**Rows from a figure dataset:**
______

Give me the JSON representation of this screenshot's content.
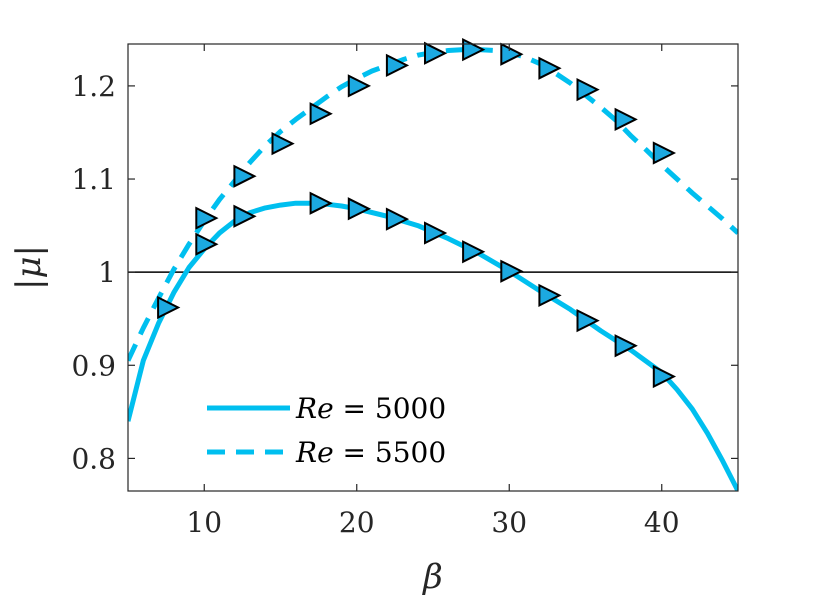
{
  "chart_data": {
    "type": "line",
    "xlabel": "β",
    "ylabel": "|μ|",
    "xlim": [
      5,
      45
    ],
    "ylim": [
      0.765,
      1.245
    ],
    "xticks": [
      10,
      20,
      30,
      40
    ],
    "yticks": [
      0.8,
      0.9,
      1,
      1.1,
      1.2
    ],
    "xtick_labels": [
      "10",
      "20",
      "30",
      "40"
    ],
    "ytick_labels": [
      "0.8",
      "0.9",
      "1",
      "1.1",
      "1.2"
    ],
    "reference_line": {
      "y": 1
    },
    "grid": false,
    "legend_position": "bottom-left",
    "line_color": "#00BFEF",
    "marker_color": "#1CA9E1",
    "series": [
      {
        "name": "Re = 5000",
        "name_parts": {
          "var": "Re",
          "rest": " = 5000"
        },
        "style": "solid",
        "curve": {
          "x": [
            5,
            6,
            7,
            8,
            9,
            10,
            11,
            12,
            13,
            14,
            15,
            16,
            17,
            18,
            19,
            20,
            22,
            24,
            26,
            28,
            30,
            32,
            34,
            36,
            38,
            40,
            41,
            42,
            43,
            44,
            45
          ],
          "y": [
            0.84,
            0.905,
            0.945,
            0.978,
            1.005,
            1.025,
            1.042,
            1.055,
            1.064,
            1.069,
            1.072,
            1.074,
            1.074,
            1.073,
            1.071,
            1.068,
            1.06,
            1.05,
            1.036,
            1.02,
            1.001,
            0.98,
            0.96,
            0.937,
            0.916,
            0.892,
            0.874,
            0.853,
            0.827,
            0.797,
            0.765
          ]
        },
        "markers": {
          "x": [
            7.5,
            10,
            12.5,
            17.5,
            20,
            22.5,
            25,
            27.5,
            30,
            32.5,
            35,
            37.5,
            40
          ],
          "y": [
            0.962,
            1.03,
            1.06,
            1.074,
            1.068,
            1.057,
            1.042,
            1.022,
            1.001,
            0.975,
            0.948,
            0.921,
            0.888
          ]
        }
      },
      {
        "name": "Re = 5500",
        "name_parts": {
          "var": "Re",
          "rest": " = 5500"
        },
        "style": "dashed",
        "curve": {
          "x": [
            5,
            6,
            7,
            8,
            9,
            10,
            11,
            12,
            13,
            14,
            15,
            16,
            17,
            18,
            19,
            20,
            21,
            22,
            23,
            24,
            25,
            26,
            27,
            28,
            29,
            30,
            31,
            32,
            33,
            34,
            35,
            36,
            37,
            38,
            39,
            40,
            41,
            42,
            43,
            44,
            45
          ],
          "y": [
            0.905,
            0.94,
            0.972,
            1.003,
            1.03,
            1.055,
            1.078,
            1.098,
            1.118,
            1.136,
            1.151,
            1.164,
            1.176,
            1.188,
            1.199,
            1.208,
            1.216,
            1.222,
            1.228,
            1.233,
            1.236,
            1.238,
            1.239,
            1.239,
            1.238,
            1.236,
            1.231,
            1.224,
            1.214,
            1.203,
            1.19,
            1.177,
            1.163,
            1.146,
            1.131,
            1.115,
            1.1,
            1.085,
            1.071,
            1.057,
            1.042
          ]
        },
        "markers": {
          "x": [
            10,
            12.5,
            15,
            17.5,
            20,
            22.5,
            25,
            27.5,
            30,
            32.5,
            35,
            37.5,
            40
          ],
          "y": [
            1.058,
            1.103,
            1.138,
            1.17,
            1.2,
            1.222,
            1.235,
            1.239,
            1.234,
            1.219,
            1.196,
            1.164,
            1.128
          ]
        }
      }
    ]
  }
}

______

**INSTRUCTIONS FOR THE TASK:** Produce an exact copy of each line of data, skipping embedded images.

**EXPECTED ANSWER:**
Give me the JSON representation of this screenshot's content.
{
  "chart_data": {
    "type": "line",
    "xlabel": "β",
    "ylabel": "|μ|",
    "xlim": [
      5,
      45
    ],
    "ylim": [
      0.765,
      1.245
    ],
    "xticks": [
      10,
      20,
      30,
      40
    ],
    "yticks": [
      0.8,
      0.9,
      1,
      1.1,
      1.2
    ],
    "xtick_labels": [
      "10",
      "20",
      "30",
      "40"
    ],
    "ytick_labels": [
      "0.8",
      "0.9",
      "1",
      "1.1",
      "1.2"
    ],
    "reference_line": {
      "y": 1
    },
    "grid": false,
    "legend_position": "bottom-left",
    "line_color": "#00BFEF",
    "marker_color": "#1CA9E1",
    "series": [
      {
        "name": "Re = 5000",
        "name_parts": {
          "var": "Re",
          "rest": " = 5000"
        },
        "style": "solid",
        "curve": {
          "x": [
            5,
            6,
            7,
            8,
            9,
            10,
            11,
            12,
            13,
            14,
            15,
            16,
            17,
            18,
            19,
            20,
            22,
            24,
            26,
            28,
            30,
            32,
            34,
            36,
            38,
            40,
            41,
            42,
            43,
            44,
            45
          ],
          "y": [
            0.84,
            0.905,
            0.945,
            0.978,
            1.005,
            1.025,
            1.042,
            1.055,
            1.064,
            1.069,
            1.072,
            1.074,
            1.074,
            1.073,
            1.071,
            1.068,
            1.06,
            1.05,
            1.036,
            1.02,
            1.001,
            0.98,
            0.96,
            0.937,
            0.916,
            0.892,
            0.874,
            0.853,
            0.827,
            0.797,
            0.765
          ]
        },
        "markers": {
          "x": [
            7.5,
            10,
            12.5,
            17.5,
            20,
            22.5,
            25,
            27.5,
            30,
            32.5,
            35,
            37.5,
            40
          ],
          "y": [
            0.962,
            1.03,
            1.06,
            1.074,
            1.068,
            1.057,
            1.042,
            1.022,
            1.001,
            0.975,
            0.948,
            0.921,
            0.888
          ]
        }
      },
      {
        "name": "Re = 5500",
        "name_parts": {
          "var": "Re",
          "rest": " = 5500"
        },
        "style": "dashed",
        "curve": {
          "x": [
            5,
            6,
            7,
            8,
            9,
            10,
            11,
            12,
            13,
            14,
            15,
            16,
            17,
            18,
            19,
            20,
            21,
            22,
            23,
            24,
            25,
            26,
            27,
            28,
            29,
            30,
            31,
            32,
            33,
            34,
            35,
            36,
            37,
            38,
            39,
            40,
            41,
            42,
            43,
            44,
            45
          ],
          "y": [
            0.905,
            0.94,
            0.972,
            1.003,
            1.03,
            1.055,
            1.078,
            1.098,
            1.118,
            1.136,
            1.151,
            1.164,
            1.176,
            1.188,
            1.199,
            1.208,
            1.216,
            1.222,
            1.228,
            1.233,
            1.236,
            1.238,
            1.239,
            1.239,
            1.238,
            1.236,
            1.231,
            1.224,
            1.214,
            1.203,
            1.19,
            1.177,
            1.163,
            1.146,
            1.131,
            1.115,
            1.1,
            1.085,
            1.071,
            1.057,
            1.042
          ]
        },
        "markers": {
          "x": [
            10,
            12.5,
            15,
            17.5,
            20,
            22.5,
            25,
            27.5,
            30,
            32.5,
            35,
            37.5,
            40
          ],
          "y": [
            1.058,
            1.103,
            1.138,
            1.17,
            1.2,
            1.222,
            1.235,
            1.239,
            1.234,
            1.219,
            1.196,
            1.164,
            1.128
          ]
        }
      }
    ]
  }
}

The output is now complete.